=== AIM ===
Where a line of the listing below includes the word "WordPerfect", reproduce that line.

---------- RAW RECORDS ----------

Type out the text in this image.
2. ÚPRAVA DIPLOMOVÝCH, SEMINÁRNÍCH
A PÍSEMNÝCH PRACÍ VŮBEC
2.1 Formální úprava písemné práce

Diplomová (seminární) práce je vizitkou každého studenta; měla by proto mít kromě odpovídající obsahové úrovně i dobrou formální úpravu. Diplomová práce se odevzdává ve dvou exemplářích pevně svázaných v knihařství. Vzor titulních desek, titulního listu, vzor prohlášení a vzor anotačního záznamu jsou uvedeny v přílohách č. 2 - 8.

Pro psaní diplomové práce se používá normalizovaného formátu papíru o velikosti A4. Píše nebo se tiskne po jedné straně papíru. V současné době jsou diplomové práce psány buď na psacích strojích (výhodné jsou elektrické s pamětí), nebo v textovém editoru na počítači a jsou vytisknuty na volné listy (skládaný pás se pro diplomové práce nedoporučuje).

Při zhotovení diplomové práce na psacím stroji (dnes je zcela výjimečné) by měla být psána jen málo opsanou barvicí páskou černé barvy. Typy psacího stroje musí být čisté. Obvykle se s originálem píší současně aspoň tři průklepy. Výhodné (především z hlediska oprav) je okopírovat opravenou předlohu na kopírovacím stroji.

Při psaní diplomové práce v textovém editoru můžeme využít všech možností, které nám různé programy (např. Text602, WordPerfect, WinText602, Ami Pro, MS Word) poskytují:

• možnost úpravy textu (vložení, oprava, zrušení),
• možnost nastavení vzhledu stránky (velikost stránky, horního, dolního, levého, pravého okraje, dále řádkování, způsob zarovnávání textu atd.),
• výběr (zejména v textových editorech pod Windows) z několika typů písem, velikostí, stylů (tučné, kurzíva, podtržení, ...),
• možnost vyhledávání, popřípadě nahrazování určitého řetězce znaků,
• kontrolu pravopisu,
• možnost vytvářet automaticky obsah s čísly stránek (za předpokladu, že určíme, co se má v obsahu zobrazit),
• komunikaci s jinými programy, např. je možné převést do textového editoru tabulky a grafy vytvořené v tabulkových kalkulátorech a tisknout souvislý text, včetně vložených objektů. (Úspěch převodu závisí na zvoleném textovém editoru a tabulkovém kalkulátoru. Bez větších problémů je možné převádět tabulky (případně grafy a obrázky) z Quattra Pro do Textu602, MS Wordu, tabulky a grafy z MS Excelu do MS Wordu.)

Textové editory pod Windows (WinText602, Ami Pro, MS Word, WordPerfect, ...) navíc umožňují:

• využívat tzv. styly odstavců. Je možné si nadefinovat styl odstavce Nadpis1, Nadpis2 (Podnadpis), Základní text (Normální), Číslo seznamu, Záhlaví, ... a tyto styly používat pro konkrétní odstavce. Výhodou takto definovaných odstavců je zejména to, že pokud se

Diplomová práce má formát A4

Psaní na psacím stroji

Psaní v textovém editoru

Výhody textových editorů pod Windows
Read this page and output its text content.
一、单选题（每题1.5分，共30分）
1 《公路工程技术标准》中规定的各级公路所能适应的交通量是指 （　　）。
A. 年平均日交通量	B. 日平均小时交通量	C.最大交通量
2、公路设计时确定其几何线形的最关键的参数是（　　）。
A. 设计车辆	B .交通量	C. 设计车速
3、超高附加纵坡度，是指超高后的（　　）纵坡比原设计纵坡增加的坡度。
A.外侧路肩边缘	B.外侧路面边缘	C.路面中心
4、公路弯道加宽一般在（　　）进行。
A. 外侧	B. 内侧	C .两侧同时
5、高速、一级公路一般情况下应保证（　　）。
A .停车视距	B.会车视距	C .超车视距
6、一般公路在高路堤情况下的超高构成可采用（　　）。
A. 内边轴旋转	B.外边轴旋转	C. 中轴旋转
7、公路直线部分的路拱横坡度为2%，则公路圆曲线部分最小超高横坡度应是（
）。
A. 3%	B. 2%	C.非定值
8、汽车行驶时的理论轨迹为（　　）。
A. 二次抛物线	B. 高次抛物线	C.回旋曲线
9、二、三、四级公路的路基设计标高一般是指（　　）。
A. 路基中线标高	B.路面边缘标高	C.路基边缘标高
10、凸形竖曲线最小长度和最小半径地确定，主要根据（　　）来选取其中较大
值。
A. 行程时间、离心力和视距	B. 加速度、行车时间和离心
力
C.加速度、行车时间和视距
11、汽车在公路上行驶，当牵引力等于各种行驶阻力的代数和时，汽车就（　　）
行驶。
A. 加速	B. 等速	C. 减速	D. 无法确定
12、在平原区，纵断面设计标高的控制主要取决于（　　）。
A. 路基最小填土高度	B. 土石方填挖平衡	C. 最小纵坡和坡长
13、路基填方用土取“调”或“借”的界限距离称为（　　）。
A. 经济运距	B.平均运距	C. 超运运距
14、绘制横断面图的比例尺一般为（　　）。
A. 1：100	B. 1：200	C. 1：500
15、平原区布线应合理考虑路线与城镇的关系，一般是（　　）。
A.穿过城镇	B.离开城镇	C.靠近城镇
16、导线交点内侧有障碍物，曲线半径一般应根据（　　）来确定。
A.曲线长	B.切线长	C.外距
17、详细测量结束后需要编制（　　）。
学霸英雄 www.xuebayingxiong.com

----------

=== RESULT OF THIS EXERCISE ===
Při psaní diplomové práce v textovém editoru můžeme využít všech možností, které nám různé programy (např. Text602, WordPerfect, WinText602, Ami Pro, MS Word) poskytují:
Textové editory pod Windows (WinText602, Ami Pro, MS Word, WordPerfect, ...) navíc umožňují:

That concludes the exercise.